→ Written request:
Look through the material below. Copy every line with the string "JSON" in it.
▼▼▼
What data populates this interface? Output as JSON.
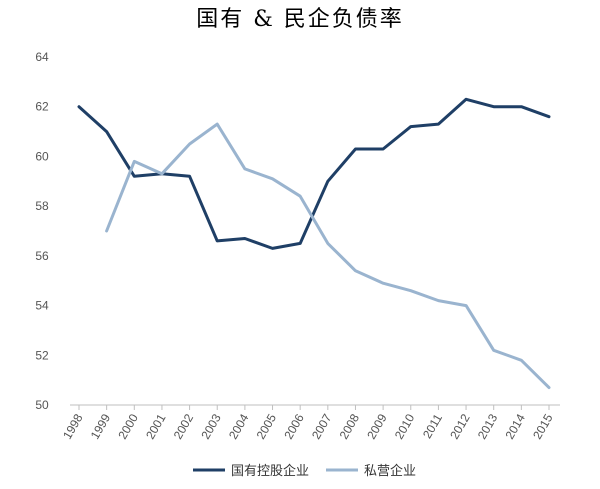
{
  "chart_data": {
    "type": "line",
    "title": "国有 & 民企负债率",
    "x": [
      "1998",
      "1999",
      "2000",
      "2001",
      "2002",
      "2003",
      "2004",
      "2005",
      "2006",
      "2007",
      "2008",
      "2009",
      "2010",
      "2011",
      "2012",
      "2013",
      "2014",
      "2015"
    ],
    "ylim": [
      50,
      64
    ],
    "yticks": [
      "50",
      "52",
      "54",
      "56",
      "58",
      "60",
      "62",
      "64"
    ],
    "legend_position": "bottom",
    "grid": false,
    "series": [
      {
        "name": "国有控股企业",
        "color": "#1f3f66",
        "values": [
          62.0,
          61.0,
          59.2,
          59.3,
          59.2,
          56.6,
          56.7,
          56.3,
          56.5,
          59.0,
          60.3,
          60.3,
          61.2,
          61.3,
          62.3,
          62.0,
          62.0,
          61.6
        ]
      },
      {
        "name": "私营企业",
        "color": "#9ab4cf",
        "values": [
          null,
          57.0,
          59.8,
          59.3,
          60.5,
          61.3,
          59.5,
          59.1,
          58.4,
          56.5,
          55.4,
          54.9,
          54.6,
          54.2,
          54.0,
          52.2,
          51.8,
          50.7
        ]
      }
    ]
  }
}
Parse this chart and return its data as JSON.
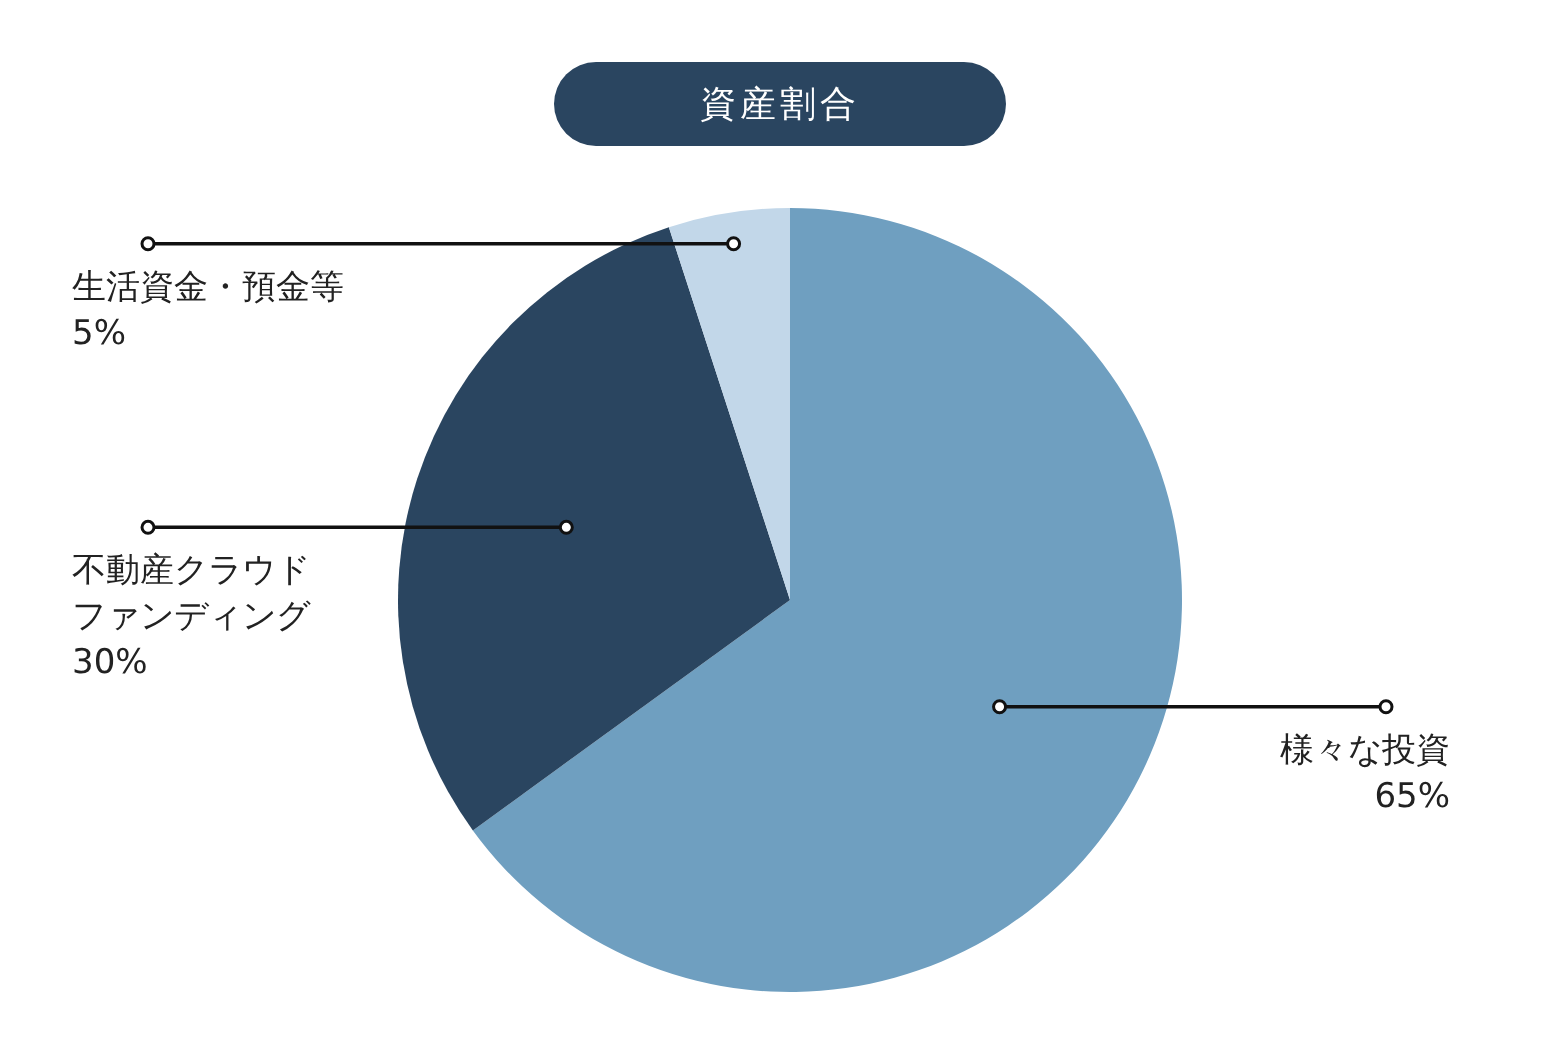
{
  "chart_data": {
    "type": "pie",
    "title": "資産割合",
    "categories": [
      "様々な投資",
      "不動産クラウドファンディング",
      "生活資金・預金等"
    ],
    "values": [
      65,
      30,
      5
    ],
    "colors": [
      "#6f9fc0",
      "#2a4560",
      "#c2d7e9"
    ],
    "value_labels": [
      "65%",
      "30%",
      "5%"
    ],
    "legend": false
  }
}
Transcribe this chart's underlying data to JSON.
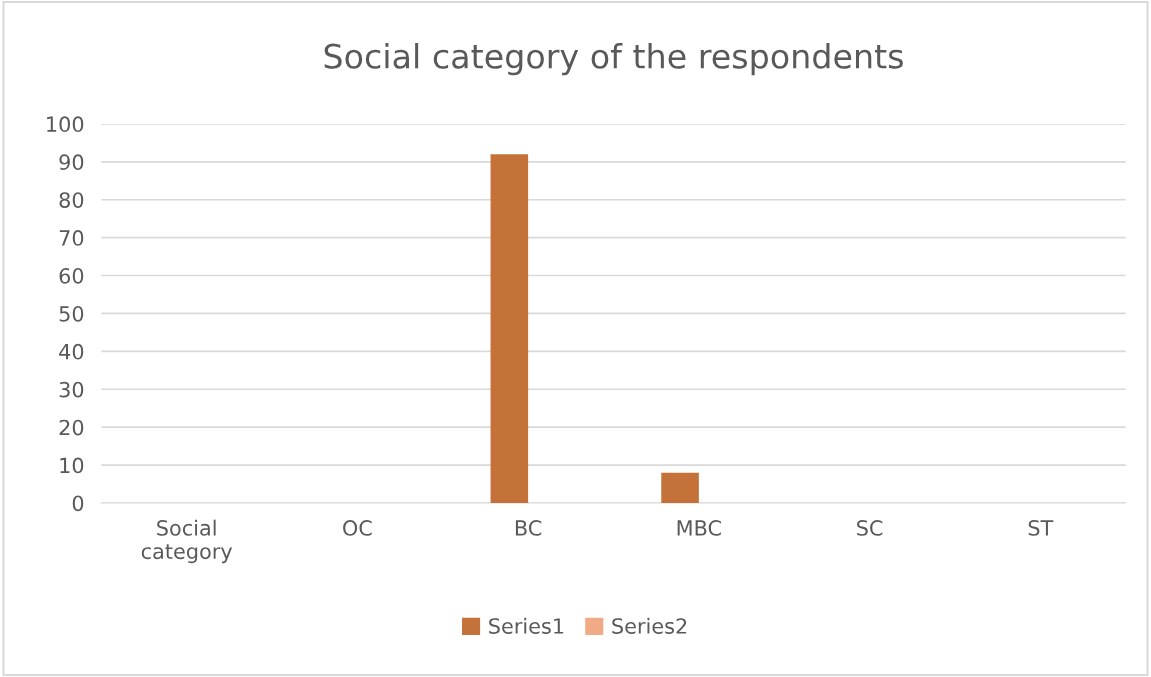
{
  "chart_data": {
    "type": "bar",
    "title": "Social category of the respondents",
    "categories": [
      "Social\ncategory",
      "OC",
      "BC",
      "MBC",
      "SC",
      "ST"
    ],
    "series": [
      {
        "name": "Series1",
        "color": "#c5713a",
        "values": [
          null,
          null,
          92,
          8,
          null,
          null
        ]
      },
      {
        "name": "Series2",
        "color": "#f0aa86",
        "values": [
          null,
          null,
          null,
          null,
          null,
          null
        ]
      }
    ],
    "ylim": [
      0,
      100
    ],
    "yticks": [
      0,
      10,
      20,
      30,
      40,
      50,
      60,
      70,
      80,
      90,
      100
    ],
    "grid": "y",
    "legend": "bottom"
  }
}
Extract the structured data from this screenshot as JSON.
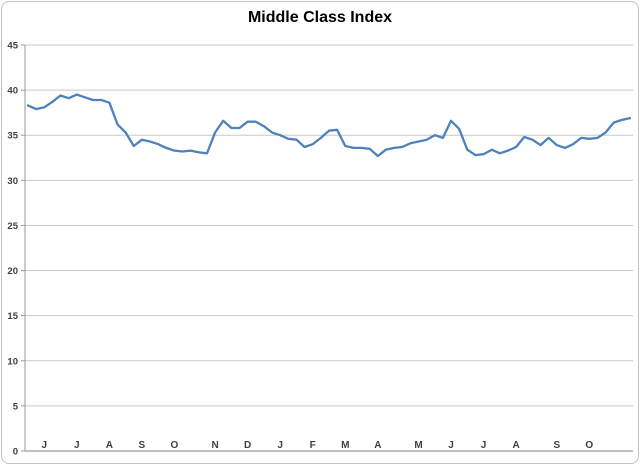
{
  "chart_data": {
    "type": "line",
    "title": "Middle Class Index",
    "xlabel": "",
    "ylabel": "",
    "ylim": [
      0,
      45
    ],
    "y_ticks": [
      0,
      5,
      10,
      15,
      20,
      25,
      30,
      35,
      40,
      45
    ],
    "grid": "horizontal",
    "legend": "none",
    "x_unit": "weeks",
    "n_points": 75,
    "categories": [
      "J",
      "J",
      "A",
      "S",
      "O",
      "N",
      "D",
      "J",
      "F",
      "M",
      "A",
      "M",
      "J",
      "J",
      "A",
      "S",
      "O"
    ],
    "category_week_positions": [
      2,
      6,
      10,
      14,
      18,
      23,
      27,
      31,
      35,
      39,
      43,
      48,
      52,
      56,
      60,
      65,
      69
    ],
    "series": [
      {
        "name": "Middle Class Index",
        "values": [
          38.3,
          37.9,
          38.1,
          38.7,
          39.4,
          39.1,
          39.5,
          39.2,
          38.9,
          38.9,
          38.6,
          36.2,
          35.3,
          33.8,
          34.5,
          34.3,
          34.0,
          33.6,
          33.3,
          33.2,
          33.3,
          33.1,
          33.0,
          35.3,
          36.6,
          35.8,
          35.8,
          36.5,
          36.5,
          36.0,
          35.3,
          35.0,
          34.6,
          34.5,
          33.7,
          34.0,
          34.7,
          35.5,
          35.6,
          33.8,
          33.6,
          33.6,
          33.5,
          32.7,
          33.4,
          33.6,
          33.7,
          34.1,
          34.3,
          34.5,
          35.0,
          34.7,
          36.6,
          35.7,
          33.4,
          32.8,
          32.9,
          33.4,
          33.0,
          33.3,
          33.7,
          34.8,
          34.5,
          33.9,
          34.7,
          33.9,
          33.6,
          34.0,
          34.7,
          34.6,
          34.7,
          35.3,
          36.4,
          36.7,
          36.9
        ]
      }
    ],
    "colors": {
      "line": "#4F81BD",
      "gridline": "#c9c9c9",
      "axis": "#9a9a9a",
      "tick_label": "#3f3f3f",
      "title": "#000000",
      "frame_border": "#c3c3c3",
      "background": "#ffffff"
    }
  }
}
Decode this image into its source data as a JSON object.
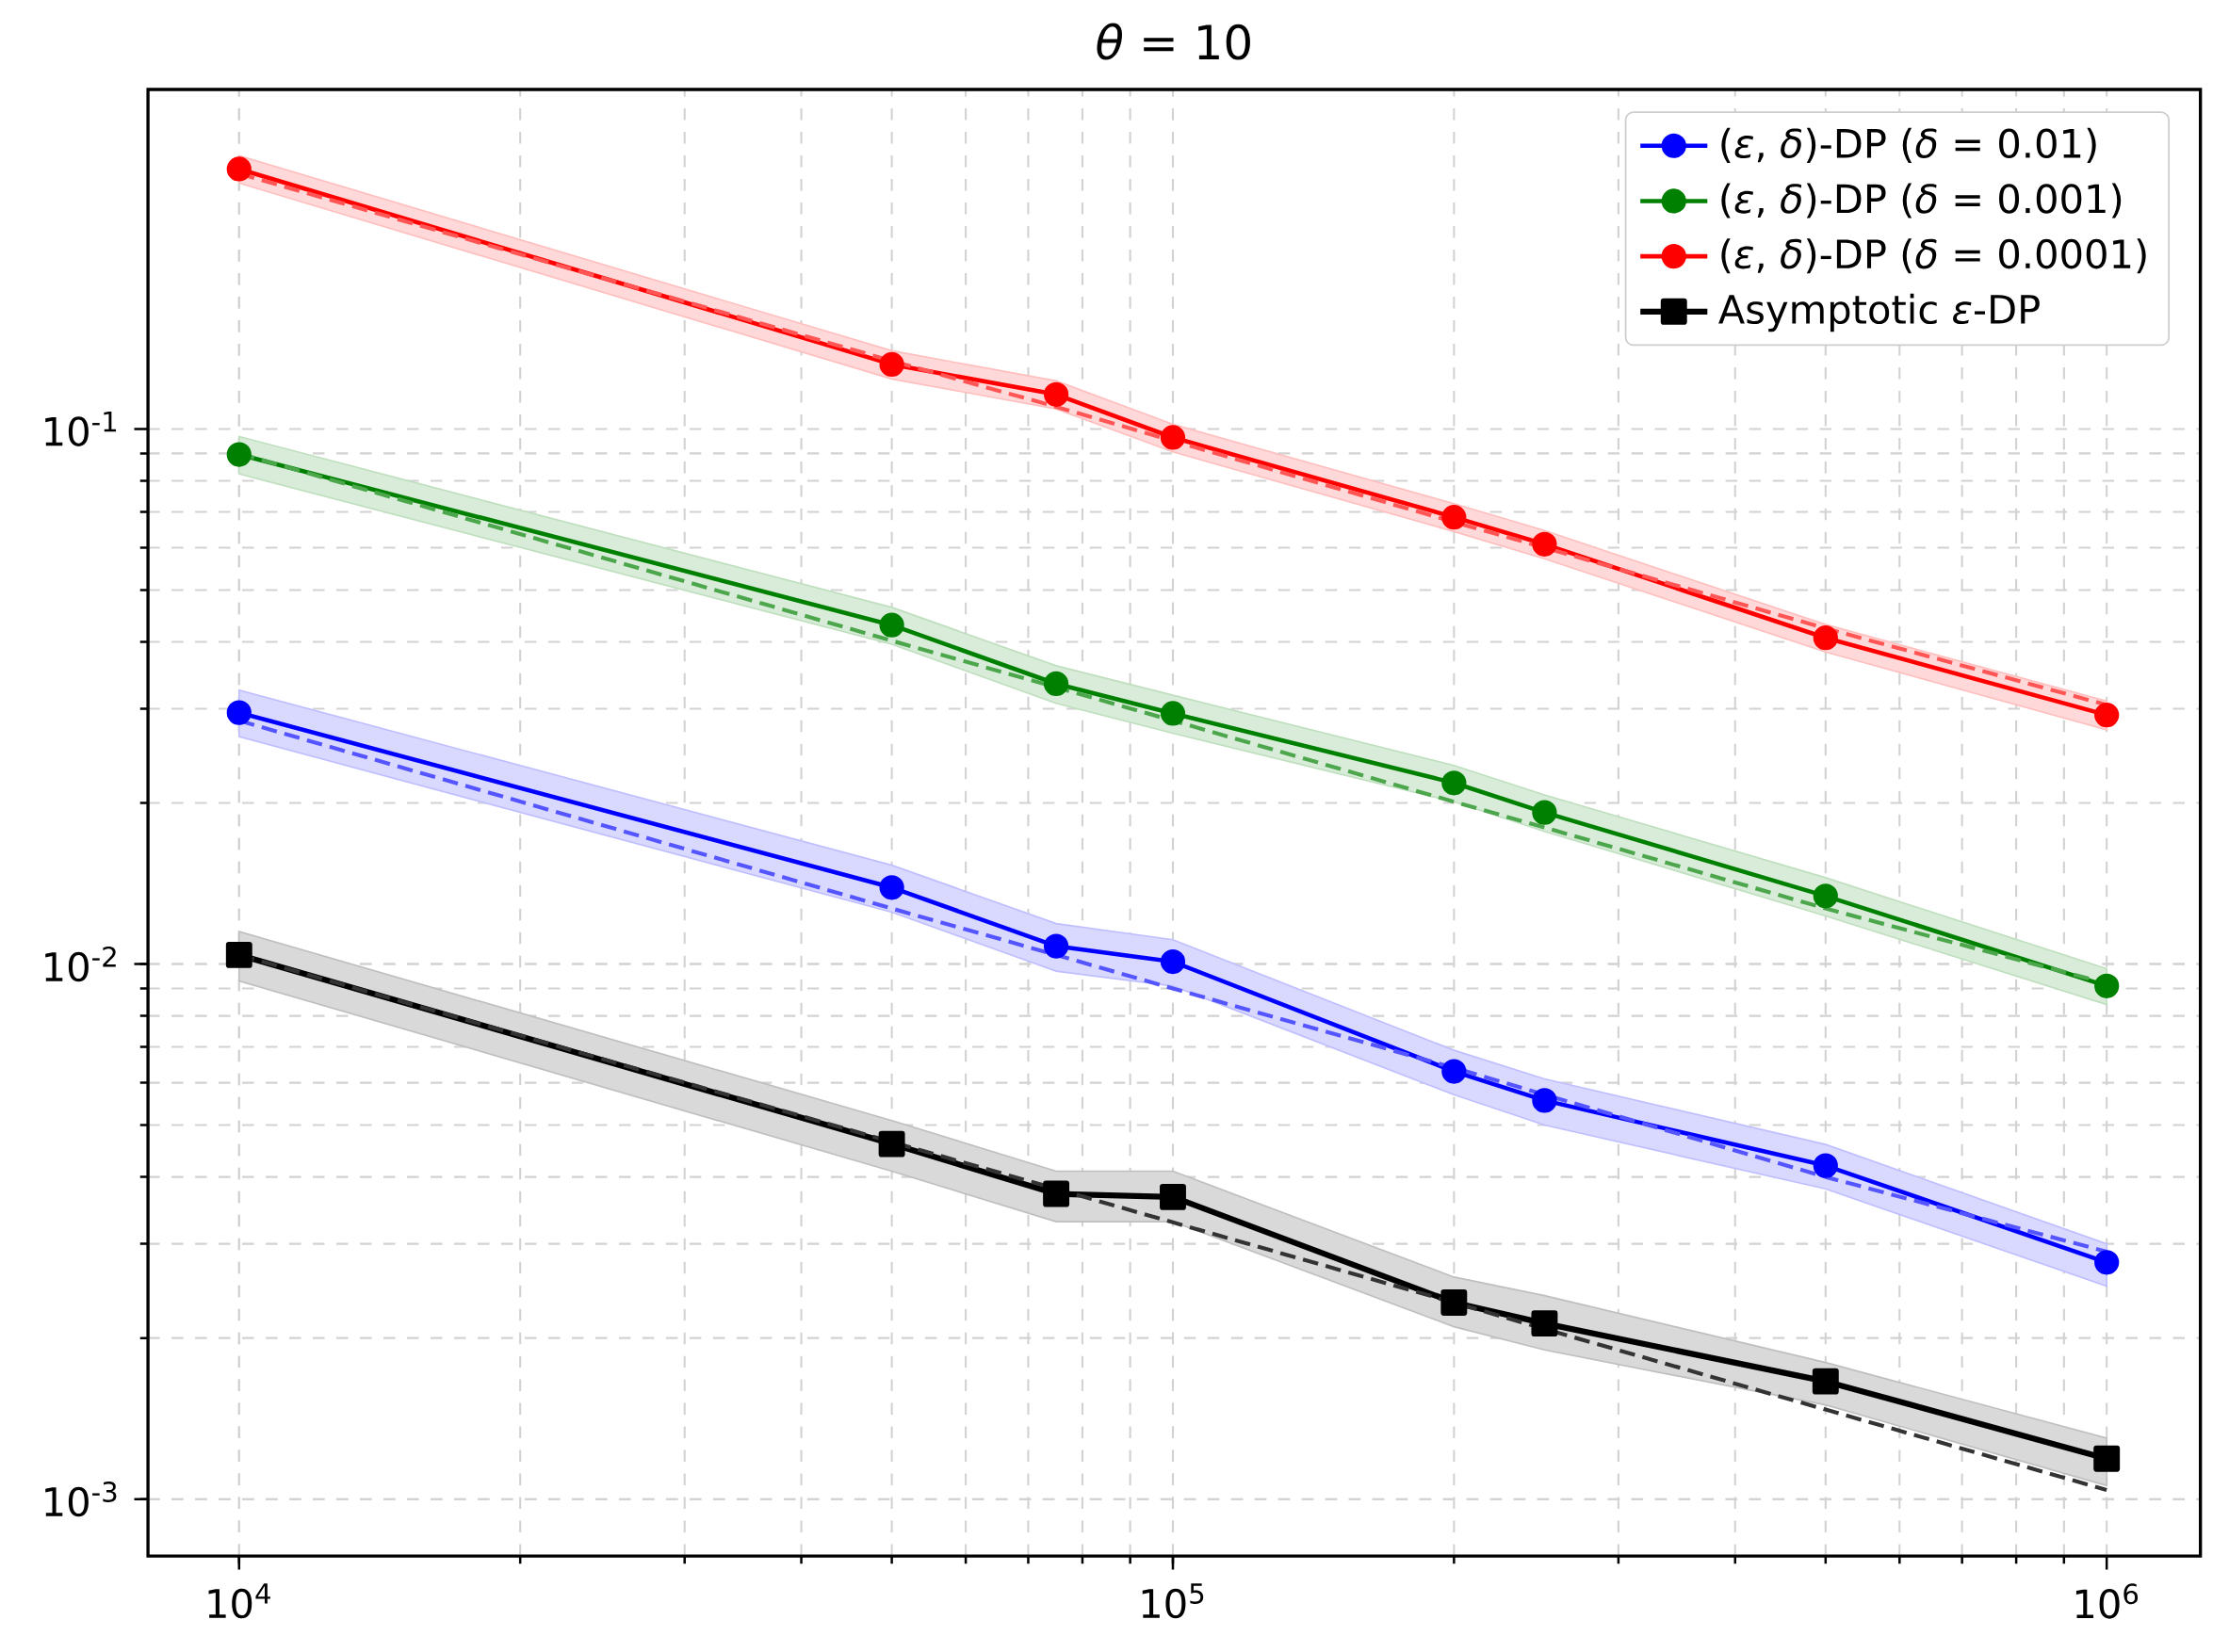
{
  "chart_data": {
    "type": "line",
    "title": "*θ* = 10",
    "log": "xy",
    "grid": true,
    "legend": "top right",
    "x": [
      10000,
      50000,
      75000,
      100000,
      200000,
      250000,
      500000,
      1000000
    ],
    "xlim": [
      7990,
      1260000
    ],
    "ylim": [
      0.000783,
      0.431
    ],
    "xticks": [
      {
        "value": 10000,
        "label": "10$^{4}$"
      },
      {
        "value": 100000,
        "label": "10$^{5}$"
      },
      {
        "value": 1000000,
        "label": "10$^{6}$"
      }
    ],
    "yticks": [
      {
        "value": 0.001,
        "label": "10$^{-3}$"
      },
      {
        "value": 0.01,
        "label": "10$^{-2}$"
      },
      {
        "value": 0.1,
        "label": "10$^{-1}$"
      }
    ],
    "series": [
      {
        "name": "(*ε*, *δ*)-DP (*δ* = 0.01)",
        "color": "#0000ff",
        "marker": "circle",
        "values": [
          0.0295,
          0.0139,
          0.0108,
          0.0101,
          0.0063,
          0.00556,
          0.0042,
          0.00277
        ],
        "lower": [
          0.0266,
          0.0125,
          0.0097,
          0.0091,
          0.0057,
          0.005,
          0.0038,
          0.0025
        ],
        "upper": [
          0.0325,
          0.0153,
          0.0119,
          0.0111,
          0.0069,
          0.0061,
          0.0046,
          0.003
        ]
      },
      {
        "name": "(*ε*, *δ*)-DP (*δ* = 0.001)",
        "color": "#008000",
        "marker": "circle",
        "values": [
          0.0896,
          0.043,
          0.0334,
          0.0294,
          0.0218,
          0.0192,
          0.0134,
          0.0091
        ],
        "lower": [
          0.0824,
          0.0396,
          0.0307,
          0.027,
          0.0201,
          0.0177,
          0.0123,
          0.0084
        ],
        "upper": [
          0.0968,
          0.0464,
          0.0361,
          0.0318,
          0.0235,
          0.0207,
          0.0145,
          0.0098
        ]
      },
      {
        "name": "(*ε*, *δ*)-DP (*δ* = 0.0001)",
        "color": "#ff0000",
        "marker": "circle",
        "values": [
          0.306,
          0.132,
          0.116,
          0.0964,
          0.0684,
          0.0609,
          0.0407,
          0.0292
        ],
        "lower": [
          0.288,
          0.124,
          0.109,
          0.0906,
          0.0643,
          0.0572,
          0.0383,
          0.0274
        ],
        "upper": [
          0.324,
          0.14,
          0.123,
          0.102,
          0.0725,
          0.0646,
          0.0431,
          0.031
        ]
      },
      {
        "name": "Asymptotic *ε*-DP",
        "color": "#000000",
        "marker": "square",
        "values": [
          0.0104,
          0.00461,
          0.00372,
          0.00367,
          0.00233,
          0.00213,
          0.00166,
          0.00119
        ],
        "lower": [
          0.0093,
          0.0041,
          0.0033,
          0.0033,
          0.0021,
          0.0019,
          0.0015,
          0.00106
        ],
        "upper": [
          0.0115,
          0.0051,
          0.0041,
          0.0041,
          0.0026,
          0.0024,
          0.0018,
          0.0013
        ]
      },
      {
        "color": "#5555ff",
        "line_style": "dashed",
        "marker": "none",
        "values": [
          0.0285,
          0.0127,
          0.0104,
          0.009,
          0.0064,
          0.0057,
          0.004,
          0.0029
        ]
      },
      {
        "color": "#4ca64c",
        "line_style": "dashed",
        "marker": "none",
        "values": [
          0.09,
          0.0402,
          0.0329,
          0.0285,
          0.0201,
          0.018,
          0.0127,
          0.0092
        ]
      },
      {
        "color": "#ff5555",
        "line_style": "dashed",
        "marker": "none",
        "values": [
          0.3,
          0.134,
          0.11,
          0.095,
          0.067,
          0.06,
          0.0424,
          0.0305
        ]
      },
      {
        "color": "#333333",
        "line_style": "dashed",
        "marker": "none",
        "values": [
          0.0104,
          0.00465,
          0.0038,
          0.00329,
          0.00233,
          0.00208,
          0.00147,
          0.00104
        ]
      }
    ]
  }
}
▲▲▲
→ Full output:
What data populates this interface? Output as JSON.
Parse this chart and return its data as JSON.
Transcribe this chart's underlying data to JSON.
Extract the structured data from this screenshot as JSON.
Decode this image into its source data as a JSON object.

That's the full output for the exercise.